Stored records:
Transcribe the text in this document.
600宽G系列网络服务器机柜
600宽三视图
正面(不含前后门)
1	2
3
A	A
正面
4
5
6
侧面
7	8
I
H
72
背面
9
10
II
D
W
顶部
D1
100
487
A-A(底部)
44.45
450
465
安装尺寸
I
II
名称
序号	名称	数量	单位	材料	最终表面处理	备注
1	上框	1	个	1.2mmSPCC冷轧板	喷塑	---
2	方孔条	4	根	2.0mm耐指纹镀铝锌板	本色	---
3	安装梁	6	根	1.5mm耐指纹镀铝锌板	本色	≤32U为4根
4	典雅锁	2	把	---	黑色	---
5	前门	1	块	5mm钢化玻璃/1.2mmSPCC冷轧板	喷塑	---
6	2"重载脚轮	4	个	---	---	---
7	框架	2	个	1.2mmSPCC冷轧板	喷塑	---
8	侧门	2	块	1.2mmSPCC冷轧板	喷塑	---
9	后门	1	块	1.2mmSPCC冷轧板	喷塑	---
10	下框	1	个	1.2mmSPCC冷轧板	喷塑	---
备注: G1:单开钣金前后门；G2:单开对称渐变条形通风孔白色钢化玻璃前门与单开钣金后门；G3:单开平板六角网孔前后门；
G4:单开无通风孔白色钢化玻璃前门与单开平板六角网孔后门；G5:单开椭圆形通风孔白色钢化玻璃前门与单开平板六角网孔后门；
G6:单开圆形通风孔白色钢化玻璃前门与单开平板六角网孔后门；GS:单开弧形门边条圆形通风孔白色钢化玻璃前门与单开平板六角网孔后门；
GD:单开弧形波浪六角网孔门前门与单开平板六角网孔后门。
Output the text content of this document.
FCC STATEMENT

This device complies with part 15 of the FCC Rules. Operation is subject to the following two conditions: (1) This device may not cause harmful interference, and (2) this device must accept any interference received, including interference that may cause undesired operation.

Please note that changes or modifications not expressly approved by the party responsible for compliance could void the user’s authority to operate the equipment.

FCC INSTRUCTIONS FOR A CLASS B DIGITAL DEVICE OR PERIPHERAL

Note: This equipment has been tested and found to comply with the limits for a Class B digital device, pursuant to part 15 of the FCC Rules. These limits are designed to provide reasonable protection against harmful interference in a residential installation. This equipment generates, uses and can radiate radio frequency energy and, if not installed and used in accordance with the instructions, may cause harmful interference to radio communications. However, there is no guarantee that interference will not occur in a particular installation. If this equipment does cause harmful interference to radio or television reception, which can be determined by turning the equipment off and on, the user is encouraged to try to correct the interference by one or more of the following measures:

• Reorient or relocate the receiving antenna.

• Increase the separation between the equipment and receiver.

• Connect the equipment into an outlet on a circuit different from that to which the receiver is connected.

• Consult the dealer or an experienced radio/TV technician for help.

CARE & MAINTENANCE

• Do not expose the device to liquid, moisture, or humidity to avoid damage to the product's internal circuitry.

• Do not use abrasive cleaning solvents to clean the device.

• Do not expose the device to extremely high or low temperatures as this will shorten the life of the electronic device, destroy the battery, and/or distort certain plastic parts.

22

▶ **TO DO**
Output the complete data exactly as written.

▶ **COMPLETE ANSWER**
Transcribe the text in this document.
600宽G系列网络服务器机柜
600宽三视图
正面(不含前后门)
1	2
3
A	A
正面
4
5
6
侧面
7	8
I
H
72
背面
9
10
II
D
W
顶部
D1
100
487
A-A(底部)
44.45
450
465
安装尺寸
I
II
名称
序号	名称	数量	单位	材料	最终表面处理	备注
1	上框	1	个	1.2mmSPCC冷轧板	喷塑	---
2	方孔条	4	根	2.0mm耐指纹镀铝锌板	本色	---
3	安装梁	6	根	1.5mm耐指纹镀铝锌板	本色	≤32U为4根
4	典雅锁	2	把	---	黑色	---
5	前门	1	块	5mm钢化玻璃/1.2mmSPCC冷轧板	喷塑	---
6	2"重载脚轮	4	个	---	---	---
7	框架	2	个	1.2mmSPCC冷轧板	喷塑	---
8	侧门	2	块	1.2mmSPCC冷轧板	喷塑	---
9	后门	1	块	1.2mmSPCC冷轧板	喷塑	---
10	下框	1	个	1.2mmSPCC冷轧板	喷塑	---
备注: G1:单开钣金前后门；G2:单开对称渐变条形通风孔白色钢化玻璃前门与单开钣金后门；G3:单开平板六角网孔前后门；
G4:单开无通风孔白色钢化玻璃前门与单开平板六角网孔后门；G5:单开椭圆形通风孔白色钢化玻璃前门与单开平板六角网孔后门；
G6:单开圆形通风孔白色钢化玻璃前门与单开平板六角网孔后门；GS:单开弧形门边条圆形通风孔白色钢化玻璃前门与单开平板六角网孔后门；
GD:单开弧形波浪六角网孔门前门与单开平板六角网孔后门。
Output the text content of this document.
FCC STATEMENT

This device complies with part 15 of the FCC Rules. Operation is subject to the following two conditions: (1) This device may not cause harmful interference, and (2) this device must accept any interference received, including interference that may cause undesired operation.

Please note that changes or modifications not expressly approved by the party responsible for compliance could void the user’s authority to operate the equipment.

FCC INSTRUCTIONS FOR A CLASS B DIGITAL DEVICE OR PERIPHERAL

Note: This equipment has been tested and found to comply with the limits for a Class B digital device, pursuant to part 15 of the FCC Rules. These limits are designed to provide reasonable protection against harmful interference in a residential installation. This equipment generates, uses and can radiate radio frequency energy and, if not installed and used in accordance with the instructions, may cause harmful interference to radio communications. However, there is no guarantee that interference will not occur in a particular installation. If this equipment does cause harmful interference to radio or television reception, which can be determined by turning the equipment off and on, the user is encouraged to try to correct the interference by one or more of the following measures:

• Reorient or relocate the receiving antenna.

• Increase the separation between the equipment and receiver.

• Connect the equipment into an outlet on a circuit different from that to which the receiver is connected.

• Consult the dealer or an experienced radio/TV technician for help.

CARE & MAINTENANCE

• Do not expose the device to liquid, moisture, or humidity to avoid damage to the product's internal circuitry.

• Do not use abrasive cleaning solvents to clean the device.

• Do not expose the device to extremely high or low temperatures as this will shorten the life of the electronic device, destroy the battery, and/or distort certain plastic parts.

22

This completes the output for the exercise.